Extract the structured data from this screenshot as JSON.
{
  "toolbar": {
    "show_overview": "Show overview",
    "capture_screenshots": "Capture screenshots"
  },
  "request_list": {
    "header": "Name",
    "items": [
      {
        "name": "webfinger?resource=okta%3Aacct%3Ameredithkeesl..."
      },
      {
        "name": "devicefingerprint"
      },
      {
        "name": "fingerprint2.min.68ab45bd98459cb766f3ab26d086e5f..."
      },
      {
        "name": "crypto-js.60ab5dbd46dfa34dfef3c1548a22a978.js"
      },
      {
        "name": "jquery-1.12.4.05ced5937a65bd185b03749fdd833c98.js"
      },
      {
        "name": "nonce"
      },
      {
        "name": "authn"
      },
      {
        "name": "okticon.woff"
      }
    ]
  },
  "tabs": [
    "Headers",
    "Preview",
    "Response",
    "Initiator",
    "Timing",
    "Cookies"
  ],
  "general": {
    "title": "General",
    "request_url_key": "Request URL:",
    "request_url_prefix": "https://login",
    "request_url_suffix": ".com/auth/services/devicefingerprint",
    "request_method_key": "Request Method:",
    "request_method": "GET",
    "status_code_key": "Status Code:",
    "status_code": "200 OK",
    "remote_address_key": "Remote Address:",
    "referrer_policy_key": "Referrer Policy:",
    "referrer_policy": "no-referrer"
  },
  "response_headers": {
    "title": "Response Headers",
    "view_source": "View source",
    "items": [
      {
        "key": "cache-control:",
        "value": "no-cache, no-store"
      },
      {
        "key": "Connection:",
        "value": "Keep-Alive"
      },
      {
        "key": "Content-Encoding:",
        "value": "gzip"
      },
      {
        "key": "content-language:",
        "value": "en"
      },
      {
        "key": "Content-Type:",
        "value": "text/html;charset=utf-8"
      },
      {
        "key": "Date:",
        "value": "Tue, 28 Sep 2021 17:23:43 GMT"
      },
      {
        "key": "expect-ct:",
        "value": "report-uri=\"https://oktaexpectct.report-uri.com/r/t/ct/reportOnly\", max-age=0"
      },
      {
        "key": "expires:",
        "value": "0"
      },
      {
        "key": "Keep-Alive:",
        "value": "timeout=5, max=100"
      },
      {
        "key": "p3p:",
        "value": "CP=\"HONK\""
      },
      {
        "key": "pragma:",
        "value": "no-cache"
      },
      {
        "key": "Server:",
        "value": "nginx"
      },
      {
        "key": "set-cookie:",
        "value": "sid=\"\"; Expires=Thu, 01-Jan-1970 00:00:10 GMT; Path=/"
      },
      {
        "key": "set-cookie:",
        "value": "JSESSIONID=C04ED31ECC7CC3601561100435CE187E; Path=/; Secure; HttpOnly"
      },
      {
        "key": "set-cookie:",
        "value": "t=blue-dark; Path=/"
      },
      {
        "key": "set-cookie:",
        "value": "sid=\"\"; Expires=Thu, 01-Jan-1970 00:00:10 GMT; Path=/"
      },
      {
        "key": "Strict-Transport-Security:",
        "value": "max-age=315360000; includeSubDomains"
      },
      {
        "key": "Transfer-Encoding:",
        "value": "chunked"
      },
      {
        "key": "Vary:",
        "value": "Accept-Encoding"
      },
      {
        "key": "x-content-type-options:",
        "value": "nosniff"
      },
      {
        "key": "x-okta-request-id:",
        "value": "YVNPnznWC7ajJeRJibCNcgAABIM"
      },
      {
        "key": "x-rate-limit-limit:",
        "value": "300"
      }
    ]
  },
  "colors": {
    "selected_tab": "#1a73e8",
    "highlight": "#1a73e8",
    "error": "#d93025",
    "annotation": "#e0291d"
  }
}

What the task requires ->
Write out the entries in full, exactly as given.

Answer to the exercise ->
Extract the structured data from this screenshot as JSON.
{
  "toolbar": {
    "show_overview": "Show overview",
    "capture_screenshots": "Capture screenshots"
  },
  "request_list": {
    "header": "Name",
    "items": [
      {
        "name": "webfinger?resource=okta%3Aacct%3Ameredithkeesl..."
      },
      {
        "name": "devicefingerprint"
      },
      {
        "name": "fingerprint2.min.68ab45bd98459cb766f3ab26d086e5f..."
      },
      {
        "name": "crypto-js.60ab5dbd46dfa34dfef3c1548a22a978.js"
      },
      {
        "name": "jquery-1.12.4.05ced5937a65bd185b03749fdd833c98.js"
      },
      {
        "name": "nonce"
      },
      {
        "name": "authn"
      },
      {
        "name": "okticon.woff"
      }
    ]
  },
  "tabs": [
    "Headers",
    "Preview",
    "Response",
    "Initiator",
    "Timing",
    "Cookies"
  ],
  "general": {
    "title": "General",
    "request_url_key": "Request URL:",
    "request_url_prefix": "https://login",
    "request_url_suffix": ".com/auth/services/devicefingerprint",
    "request_method_key": "Request Method:",
    "request_method": "GET",
    "status_code_key": "Status Code:",
    "status_code": "200 OK",
    "remote_address_key": "Remote Address:",
    "referrer_policy_key": "Referrer Policy:",
    "referrer_policy": "no-referrer"
  },
  "response_headers": {
    "title": "Response Headers",
    "view_source": "View source",
    "items": [
      {
        "key": "cache-control:",
        "value": "no-cache, no-store"
      },
      {
        "key": "Connection:",
        "value": "Keep-Alive"
      },
      {
        "key": "Content-Encoding:",
        "value": "gzip"
      },
      {
        "key": "content-language:",
        "value": "en"
      },
      {
        "key": "Content-Type:",
        "value": "text/html;charset=utf-8"
      },
      {
        "key": "Date:",
        "value": "Tue, 28 Sep 2021 17:23:43 GMT"
      },
      {
        "key": "expect-ct:",
        "value": "report-uri=\"https://oktaexpectct.report-uri.com/r/t/ct/reportOnly\", max-age=0"
      },
      {
        "key": "expires:",
        "value": "0"
      },
      {
        "key": "Keep-Alive:",
        "value": "timeout=5, max=100"
      },
      {
        "key": "p3p:",
        "value": "CP=\"HONK\""
      },
      {
        "key": "pragma:",
        "value": "no-cache"
      },
      {
        "key": "Server:",
        "value": "nginx"
      },
      {
        "key": "set-cookie:",
        "value": "sid=\"\"; Expires=Thu, 01-Jan-1970 00:00:10 GMT; Path=/"
      },
      {
        "key": "set-cookie:",
        "value": "JSESSIONID=C04ED31ECC7CC3601561100435CE187E; Path=/; Secure; HttpOnly"
      },
      {
        "key": "set-cookie:",
        "value": "t=blue-dark; Path=/"
      },
      {
        "key": "set-cookie:",
        "value": "sid=\"\"; Expires=Thu, 01-Jan-1970 00:00:10 GMT; Path=/"
      },
      {
        "key": "Strict-Transport-Security:",
        "value": "max-age=315360000; includeSubDomains"
      },
      {
        "key": "Transfer-Encoding:",
        "value": "chunked"
      },
      {
        "key": "Vary:",
        "value": "Accept-Encoding"
      },
      {
        "key": "x-content-type-options:",
        "value": "nosniff"
      },
      {
        "key": "x-okta-request-id:",
        "value": "YVNPnznWC7ajJeRJibCNcgAABIM"
      },
      {
        "key": "x-rate-limit-limit:",
        "value": "300"
      }
    ]
  },
  "colors": {
    "selected_tab": "#1a73e8",
    "highlight": "#1a73e8",
    "error": "#d93025",
    "annotation": "#e0291d"
  }
}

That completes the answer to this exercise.